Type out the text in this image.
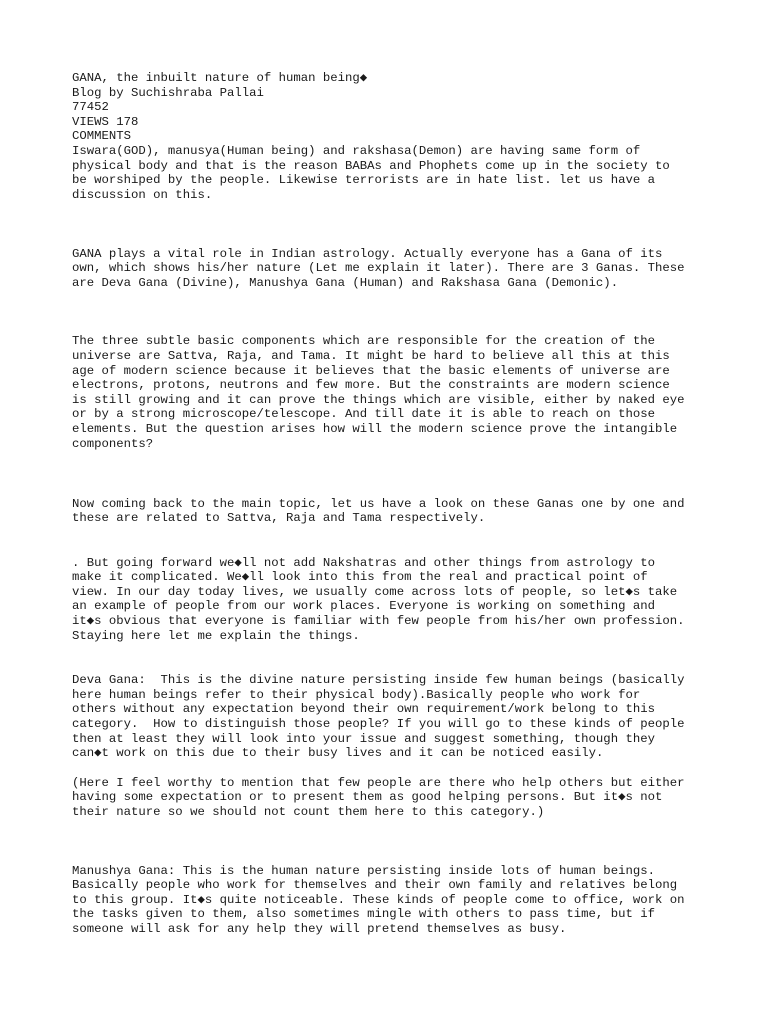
GANA, the inbuilt nature of human being◆

Blog by Suchishraba Pallai

77452

VIEWS 178

COMMENTS

Iswara(GOD), manusya(Human being) and rakshasa(Demon) are having same form of

physical body and that is the reason BABAs and Phophets come up in the society to

be worshiped by the people. Likewise terrorists are in hate list. let us have a

discussion on this.

GANA plays a vital role in Indian astrology. Actually everyone has a Gana of its

own, which shows his/her nature (Let me explain it later). There are 3 Ganas. These

are Deva Gana (Divine), Manushya Gana (Human) and Rakshasa Gana (Demonic).

The three subtle basic components which are responsible for the creation of the

universe are Sattva, Raja, and Tama. It might be hard to believe all this at this

age of modern science because it believes that the basic elements of universe are

electrons, protons, neutrons and few more. But the constraints are modern science

is still growing and it can prove the things which are visible, either by naked eye

or by a strong microscope/telescope. And till date it is able to reach on those

elements. But the question arises how will the modern science prove the intangible

components?

Now coming back to the main topic, let us have a look on these Ganas one by one and

these are related to Sattva, Raja and Tama respectively.

. But going forward we◆ll not add Nakshatras and other things from astrology to

make it complicated. We◆ll look into this from the real and practical point of

view. In our day today lives, we usually come across lots of people, so let◆s take

an example of people from our work places. Everyone is working on something and

it◆s obvious that everyone is familiar with few people from his/her own profession.

Staying here let me explain the things.

Deva Gana:  This is the divine nature persisting inside few human beings (basically

here human beings refer to their physical body).Basically people who work for

others without any expectation beyond their own requirement/work belong to this

category.  How to distinguish those people? If you will go to these kinds of people

then at least they will look into your issue and suggest something, though they

can◆t work on this due to their busy lives and it can be noticed easily.

(Here I feel worthy to mention that few people are there who help others but either

having some expectation or to present them as good helping persons. But it◆s not

their nature so we should not count them here to this category.)

Manushya Gana: This is the human nature persisting inside lots of human beings.

Basically people who work for themselves and their own family and relatives belong

to this group. It◆s quite noticeable. These kinds of people come to office, work on

the tasks given to them, also sometimes mingle with others to pass time, but if

someone will ask for any help they will pretend themselves as busy.
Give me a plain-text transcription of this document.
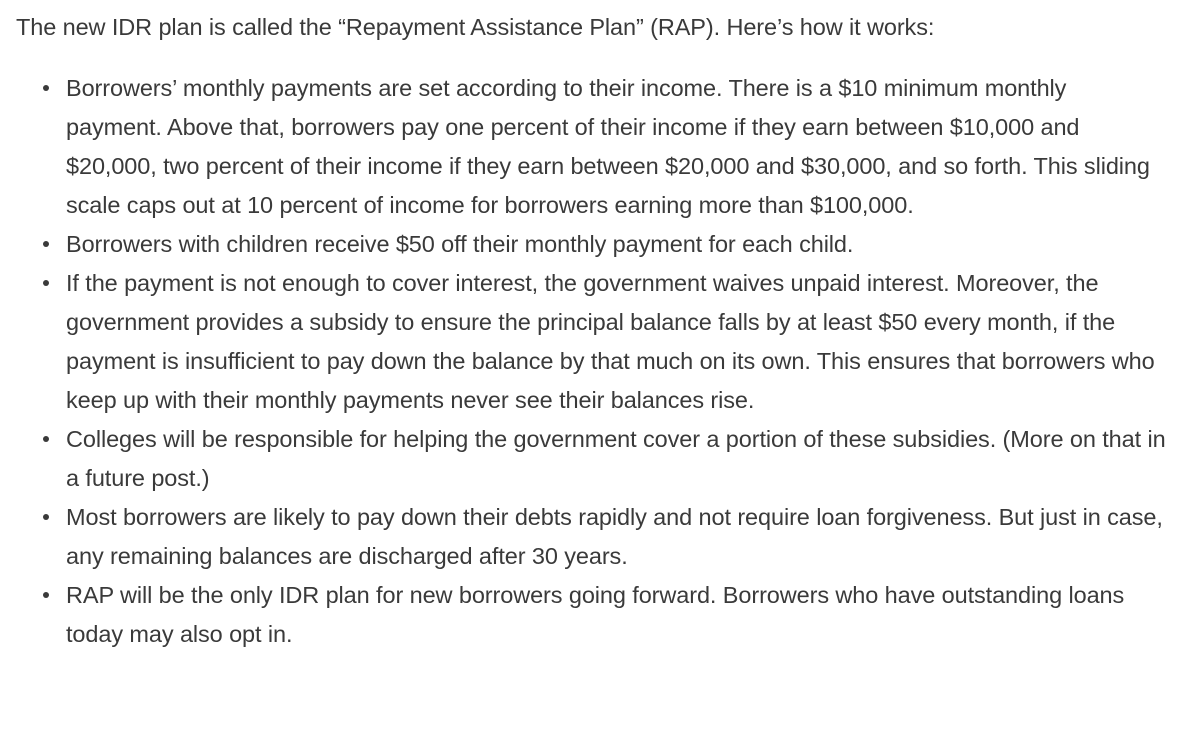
The new IDR plan is called the “Repayment Assistance Plan” (RAP). Here’s how it works:

Borrowers’ monthly payments are set according to their income. There is a $10 minimum monthly payment. Above that, borrowers pay one percent of their income if they earn between $10,000 and $20,000, two percent of their income if they earn between $20,000 and $30,000, and so forth. This sliding scale caps out at 10 percent of income for borrowers earning more than $100,000.
Borrowers with children receive $50 off their monthly payment for each child.
If the payment is not enough to cover interest, the government waives unpaid interest. Moreover, the government provides a subsidy to ensure the principal balance falls by at least $50 every month, if the payment is insufficient to pay down the balance by that much on its own. This ensures that borrowers who keep up with their monthly payments never see their balances rise.
Colleges will be responsible for helping the government cover a portion of these subsidies. (More on that in a future post.)
Most borrowers are likely to pay down their debts rapidly and not require loan forgiveness. But just in case, any remaining balances are discharged after 30 years.
RAP will be the only IDR plan for new borrowers going forward. Borrowers who have outstanding loans today may also opt in.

......

Using the records above, find and show each line with the string "Deva".

are Deva Gana (Divine), Manushya Gana (Human) and Rakshasa Gana (Demonic).
Deva Gana:  This is the divine nature persisting inside few human beings (basically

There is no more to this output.